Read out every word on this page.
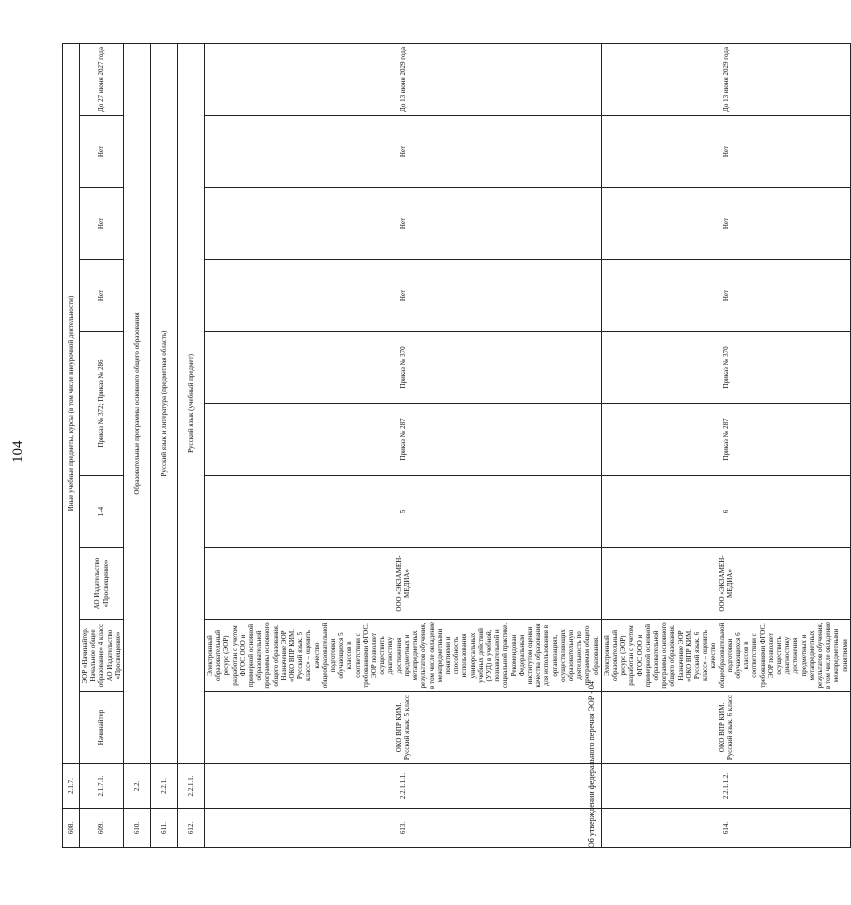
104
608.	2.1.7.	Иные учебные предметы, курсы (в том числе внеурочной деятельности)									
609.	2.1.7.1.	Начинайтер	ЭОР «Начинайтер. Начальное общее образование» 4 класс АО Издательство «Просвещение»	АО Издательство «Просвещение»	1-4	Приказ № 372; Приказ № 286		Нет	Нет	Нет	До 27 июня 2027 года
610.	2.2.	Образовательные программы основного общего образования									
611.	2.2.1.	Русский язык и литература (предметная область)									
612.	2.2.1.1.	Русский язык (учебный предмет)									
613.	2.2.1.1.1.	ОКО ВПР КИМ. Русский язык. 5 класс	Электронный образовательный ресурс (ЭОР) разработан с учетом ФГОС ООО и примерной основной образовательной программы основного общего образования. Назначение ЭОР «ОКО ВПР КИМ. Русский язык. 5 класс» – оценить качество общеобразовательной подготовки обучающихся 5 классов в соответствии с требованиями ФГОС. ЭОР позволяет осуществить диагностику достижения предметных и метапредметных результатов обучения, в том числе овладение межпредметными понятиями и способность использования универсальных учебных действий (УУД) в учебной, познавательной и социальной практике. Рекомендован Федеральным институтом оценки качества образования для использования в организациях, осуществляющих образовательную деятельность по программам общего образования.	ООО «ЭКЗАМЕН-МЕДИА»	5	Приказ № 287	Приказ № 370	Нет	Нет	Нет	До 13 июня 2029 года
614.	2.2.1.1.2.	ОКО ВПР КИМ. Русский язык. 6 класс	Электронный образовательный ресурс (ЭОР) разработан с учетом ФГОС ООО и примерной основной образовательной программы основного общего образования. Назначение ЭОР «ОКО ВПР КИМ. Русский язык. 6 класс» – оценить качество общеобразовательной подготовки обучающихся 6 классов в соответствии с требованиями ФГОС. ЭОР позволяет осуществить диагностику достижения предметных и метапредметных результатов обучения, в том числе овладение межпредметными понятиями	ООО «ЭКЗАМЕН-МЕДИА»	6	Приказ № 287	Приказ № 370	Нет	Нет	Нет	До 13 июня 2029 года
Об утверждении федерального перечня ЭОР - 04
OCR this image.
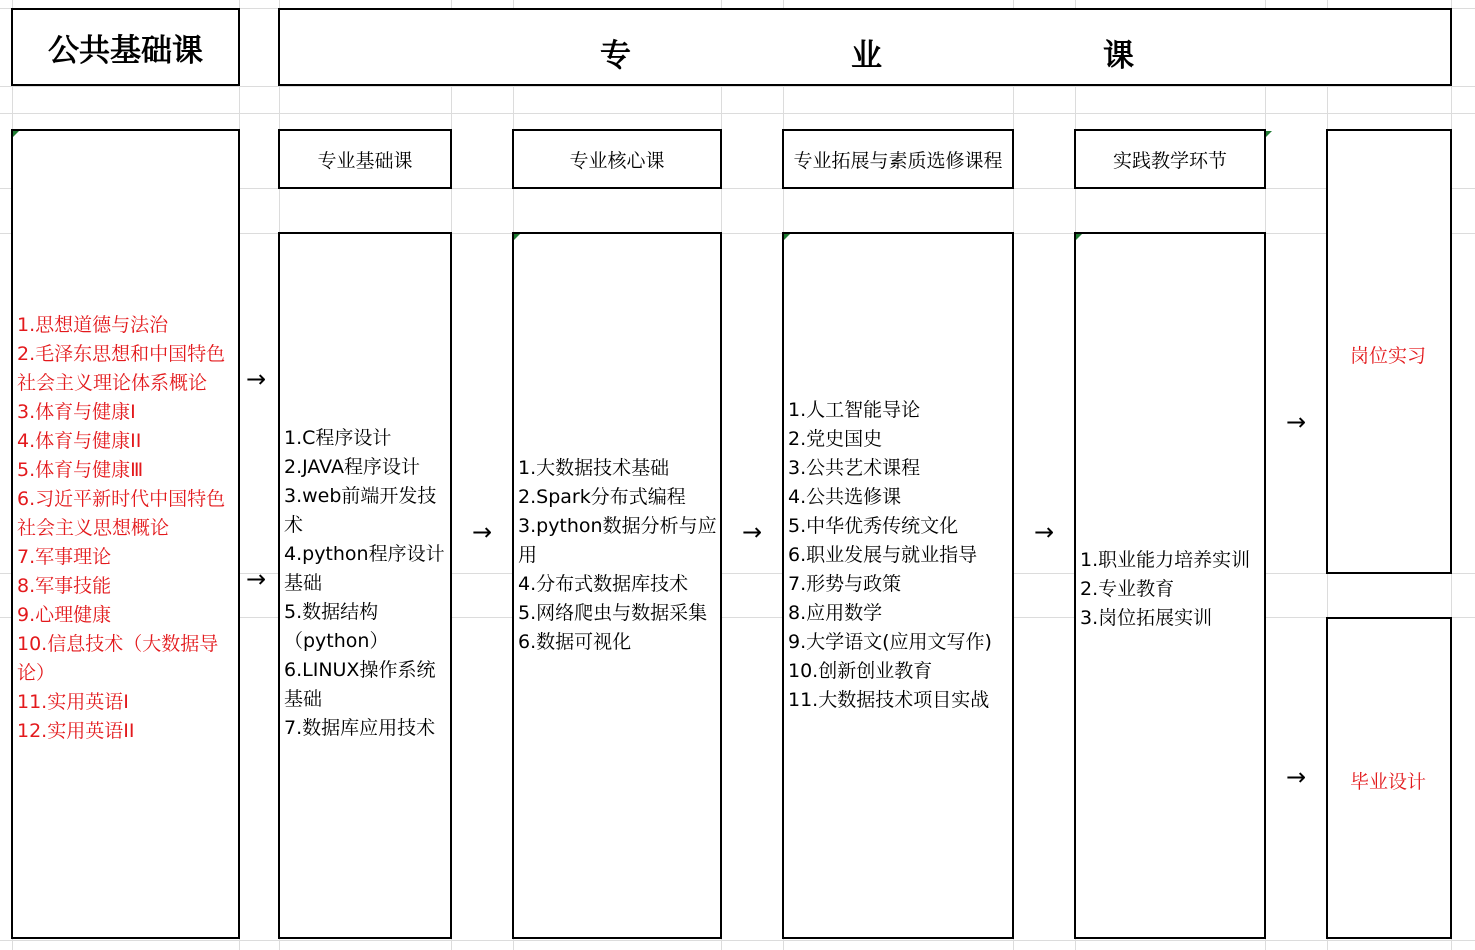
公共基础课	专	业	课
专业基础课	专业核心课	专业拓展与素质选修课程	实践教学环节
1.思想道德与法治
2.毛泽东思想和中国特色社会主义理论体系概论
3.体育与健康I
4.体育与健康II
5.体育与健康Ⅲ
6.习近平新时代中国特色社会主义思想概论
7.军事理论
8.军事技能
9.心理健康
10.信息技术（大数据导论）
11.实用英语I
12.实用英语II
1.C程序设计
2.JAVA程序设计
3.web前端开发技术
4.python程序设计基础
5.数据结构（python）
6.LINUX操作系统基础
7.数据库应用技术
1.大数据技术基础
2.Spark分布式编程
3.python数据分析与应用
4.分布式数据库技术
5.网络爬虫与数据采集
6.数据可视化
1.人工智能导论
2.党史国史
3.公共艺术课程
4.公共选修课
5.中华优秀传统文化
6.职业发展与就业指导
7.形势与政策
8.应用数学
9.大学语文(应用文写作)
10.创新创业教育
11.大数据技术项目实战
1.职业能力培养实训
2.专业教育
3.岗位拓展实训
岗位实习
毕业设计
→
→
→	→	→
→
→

...

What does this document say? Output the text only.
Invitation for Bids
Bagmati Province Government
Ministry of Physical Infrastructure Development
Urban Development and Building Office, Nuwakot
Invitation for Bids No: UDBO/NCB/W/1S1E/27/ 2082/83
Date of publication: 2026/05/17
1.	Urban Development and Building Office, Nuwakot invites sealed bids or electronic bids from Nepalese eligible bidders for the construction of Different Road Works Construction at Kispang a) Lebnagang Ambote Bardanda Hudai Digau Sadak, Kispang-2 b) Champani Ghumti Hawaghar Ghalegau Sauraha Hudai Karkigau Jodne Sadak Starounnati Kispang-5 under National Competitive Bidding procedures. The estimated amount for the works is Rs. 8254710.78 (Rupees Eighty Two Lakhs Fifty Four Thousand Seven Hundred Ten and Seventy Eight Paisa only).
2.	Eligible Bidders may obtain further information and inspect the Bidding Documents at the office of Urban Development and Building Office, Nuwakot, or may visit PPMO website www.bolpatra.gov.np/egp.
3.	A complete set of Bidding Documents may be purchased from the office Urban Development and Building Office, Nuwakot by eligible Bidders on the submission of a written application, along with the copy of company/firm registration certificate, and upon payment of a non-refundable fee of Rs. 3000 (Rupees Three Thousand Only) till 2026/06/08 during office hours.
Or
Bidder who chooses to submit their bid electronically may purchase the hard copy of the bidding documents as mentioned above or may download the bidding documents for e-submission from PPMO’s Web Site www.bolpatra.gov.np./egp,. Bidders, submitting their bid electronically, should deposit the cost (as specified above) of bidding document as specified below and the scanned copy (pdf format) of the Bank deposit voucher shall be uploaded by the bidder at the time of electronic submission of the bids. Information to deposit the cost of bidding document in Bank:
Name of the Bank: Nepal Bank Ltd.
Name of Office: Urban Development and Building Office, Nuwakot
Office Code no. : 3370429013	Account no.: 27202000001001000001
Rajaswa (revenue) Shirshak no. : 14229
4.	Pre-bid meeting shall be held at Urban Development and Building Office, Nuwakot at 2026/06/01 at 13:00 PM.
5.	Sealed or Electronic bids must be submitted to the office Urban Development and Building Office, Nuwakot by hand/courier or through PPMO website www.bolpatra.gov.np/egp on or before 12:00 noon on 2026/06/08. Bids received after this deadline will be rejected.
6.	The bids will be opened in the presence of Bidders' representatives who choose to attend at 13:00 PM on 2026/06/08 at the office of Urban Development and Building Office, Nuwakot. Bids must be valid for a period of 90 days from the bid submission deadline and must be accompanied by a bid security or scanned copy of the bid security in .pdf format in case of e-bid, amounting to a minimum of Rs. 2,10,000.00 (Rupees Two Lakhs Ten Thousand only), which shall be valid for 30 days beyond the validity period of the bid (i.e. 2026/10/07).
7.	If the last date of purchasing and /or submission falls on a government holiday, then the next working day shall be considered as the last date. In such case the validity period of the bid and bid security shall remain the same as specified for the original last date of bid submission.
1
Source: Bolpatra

...

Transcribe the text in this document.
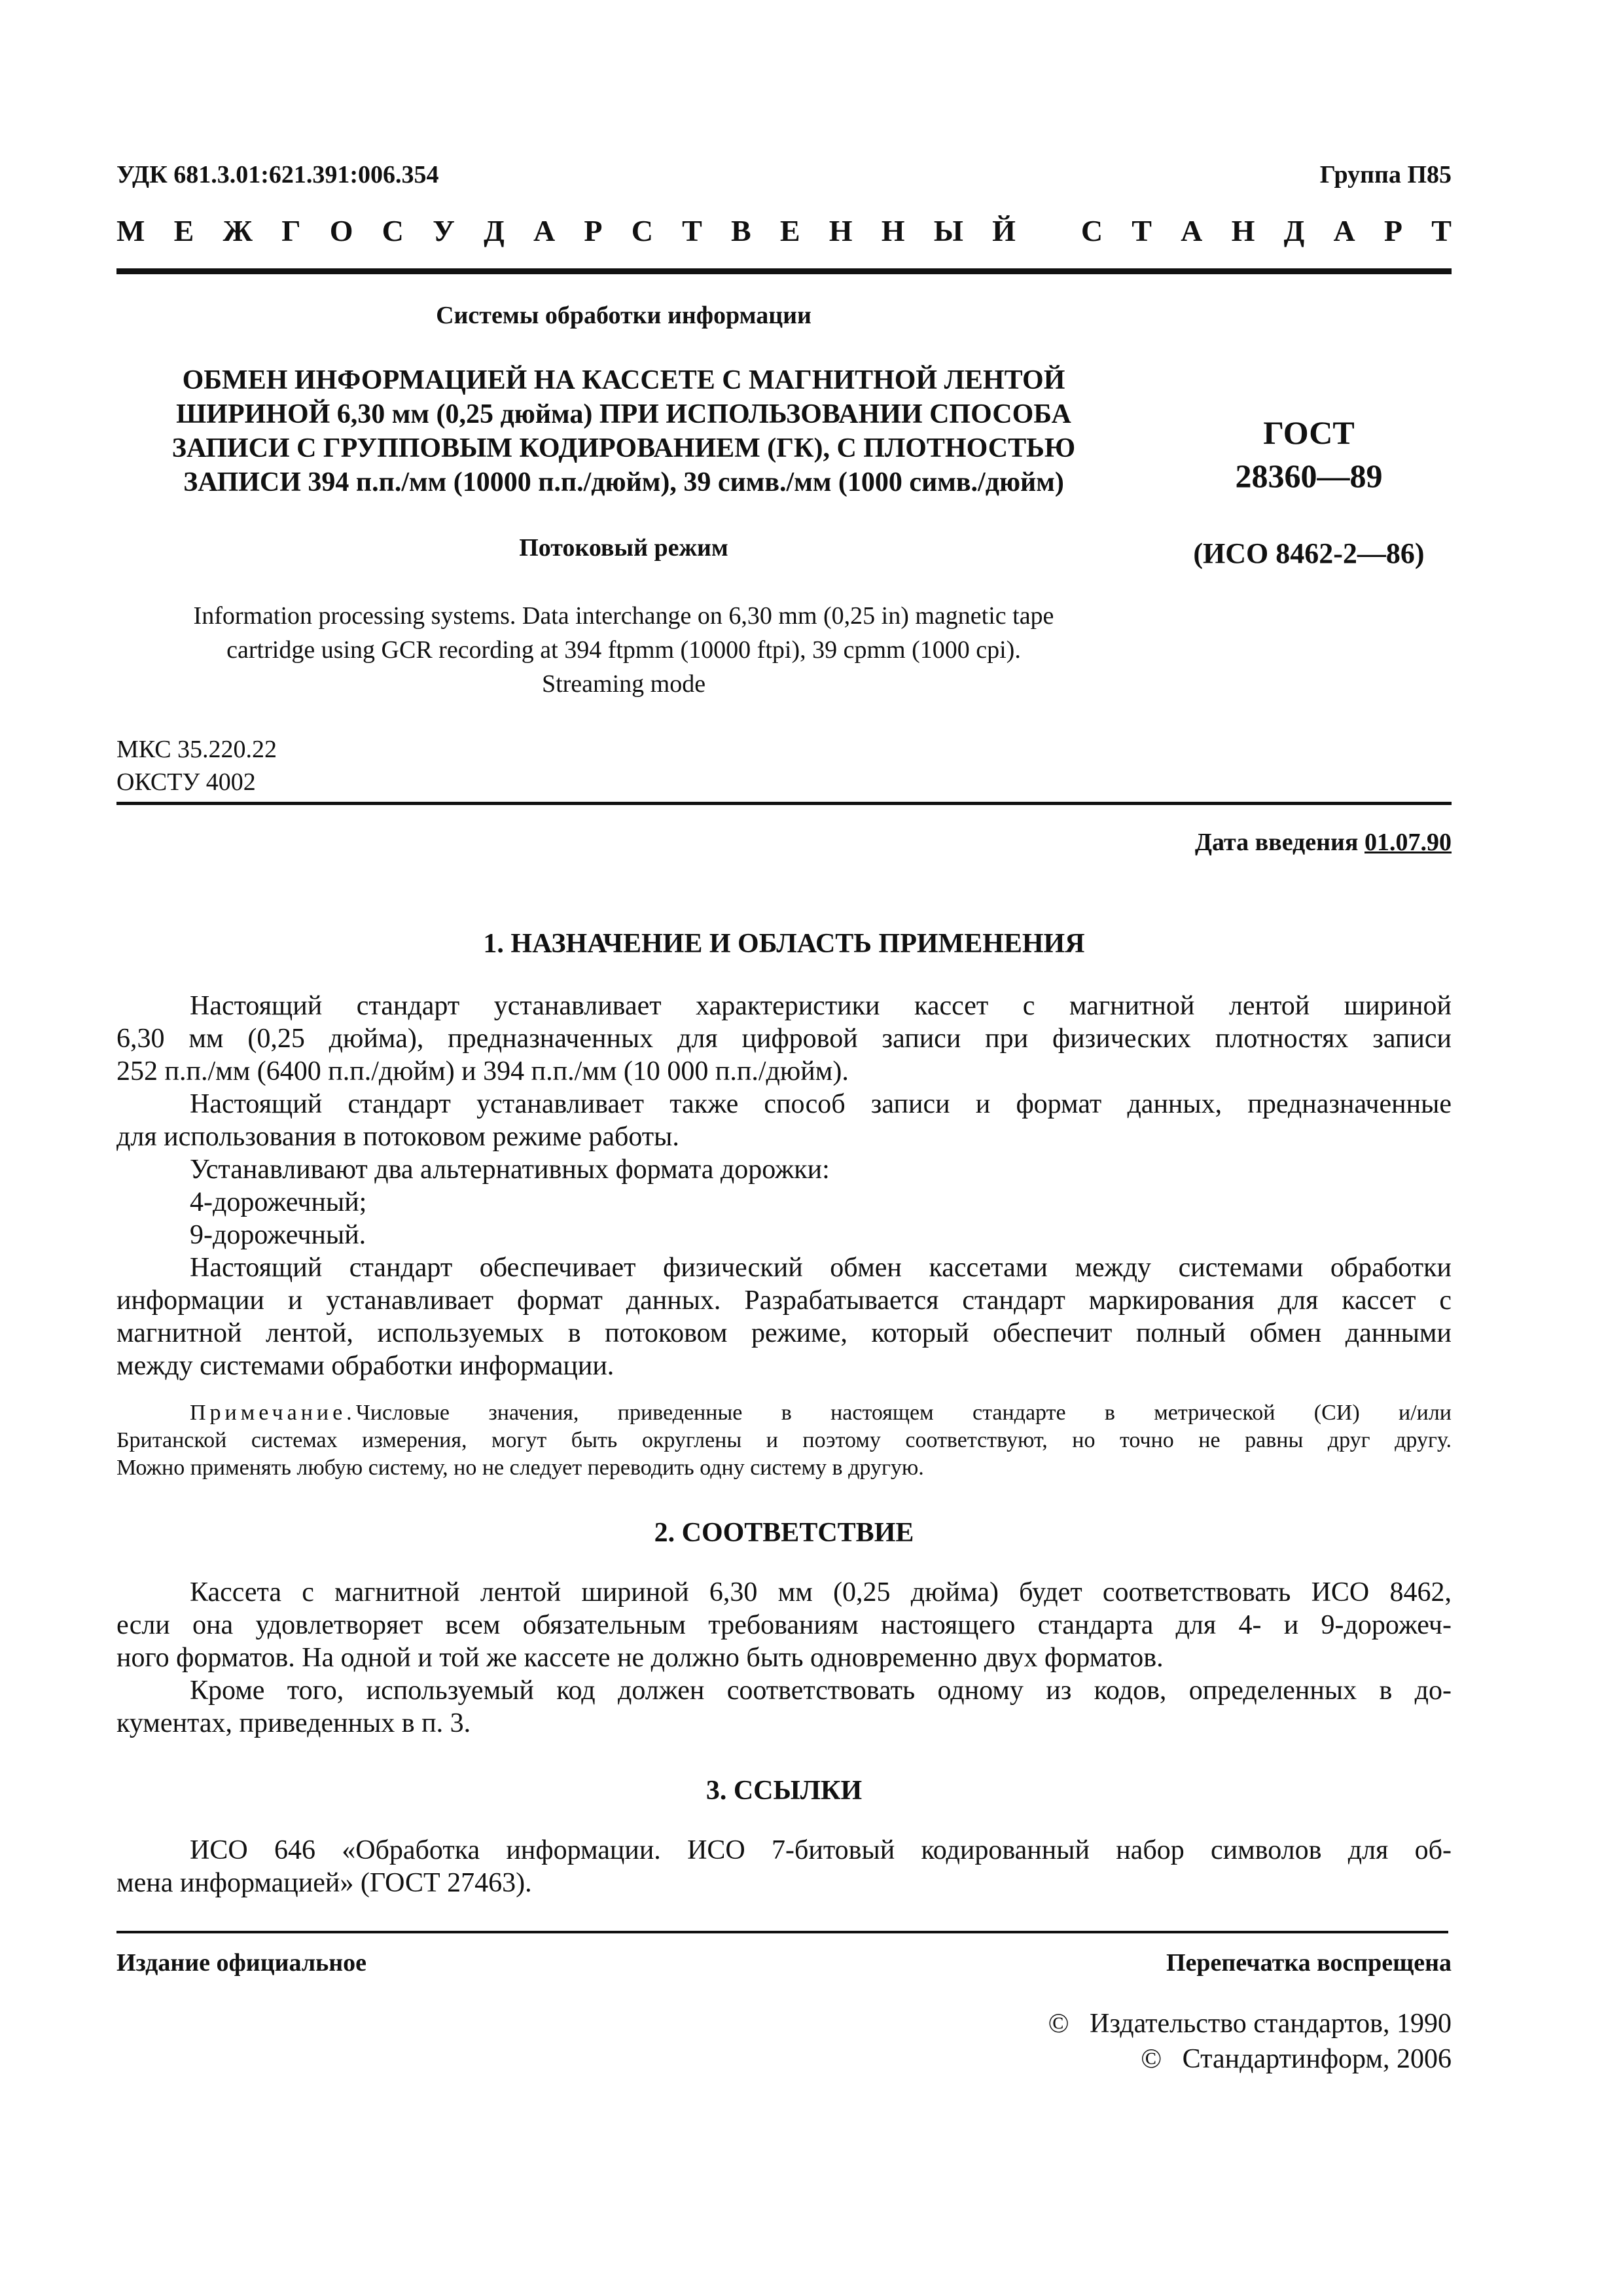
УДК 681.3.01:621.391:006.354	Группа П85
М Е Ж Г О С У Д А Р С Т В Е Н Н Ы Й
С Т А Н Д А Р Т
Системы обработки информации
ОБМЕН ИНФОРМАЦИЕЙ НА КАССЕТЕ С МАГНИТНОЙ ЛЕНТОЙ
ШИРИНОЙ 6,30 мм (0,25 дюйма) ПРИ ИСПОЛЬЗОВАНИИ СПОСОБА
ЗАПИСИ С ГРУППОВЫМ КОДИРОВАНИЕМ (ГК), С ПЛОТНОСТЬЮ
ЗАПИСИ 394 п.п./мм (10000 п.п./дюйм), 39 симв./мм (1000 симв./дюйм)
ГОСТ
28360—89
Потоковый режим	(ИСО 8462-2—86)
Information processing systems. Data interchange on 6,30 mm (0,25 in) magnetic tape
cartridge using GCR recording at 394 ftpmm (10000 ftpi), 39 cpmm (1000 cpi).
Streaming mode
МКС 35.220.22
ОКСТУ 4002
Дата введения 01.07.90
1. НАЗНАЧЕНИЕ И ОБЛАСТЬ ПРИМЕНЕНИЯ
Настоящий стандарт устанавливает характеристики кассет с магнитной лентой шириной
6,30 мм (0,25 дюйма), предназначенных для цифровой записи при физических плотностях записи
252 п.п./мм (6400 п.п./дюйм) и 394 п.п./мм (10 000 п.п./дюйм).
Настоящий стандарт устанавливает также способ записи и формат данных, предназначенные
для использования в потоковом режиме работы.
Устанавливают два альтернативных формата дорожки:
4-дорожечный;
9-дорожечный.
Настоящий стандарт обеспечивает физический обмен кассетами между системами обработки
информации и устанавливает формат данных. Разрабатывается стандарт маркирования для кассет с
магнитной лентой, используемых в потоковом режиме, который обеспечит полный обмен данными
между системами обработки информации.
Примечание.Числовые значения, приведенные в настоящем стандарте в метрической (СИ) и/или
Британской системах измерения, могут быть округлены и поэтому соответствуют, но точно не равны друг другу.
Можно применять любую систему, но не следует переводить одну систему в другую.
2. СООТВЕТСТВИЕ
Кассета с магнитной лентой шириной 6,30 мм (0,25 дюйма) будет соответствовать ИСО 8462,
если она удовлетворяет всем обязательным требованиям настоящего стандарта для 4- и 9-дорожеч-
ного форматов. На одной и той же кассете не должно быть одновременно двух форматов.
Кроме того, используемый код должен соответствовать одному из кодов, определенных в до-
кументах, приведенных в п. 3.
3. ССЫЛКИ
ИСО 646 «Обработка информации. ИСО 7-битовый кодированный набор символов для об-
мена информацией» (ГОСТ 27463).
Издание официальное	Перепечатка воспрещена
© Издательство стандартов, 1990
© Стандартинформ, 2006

BRIEF — Determine how many lines in the data above contain the string "Name". Give nothing except the number.

RESPONSE TO THIS EXERCISE — 2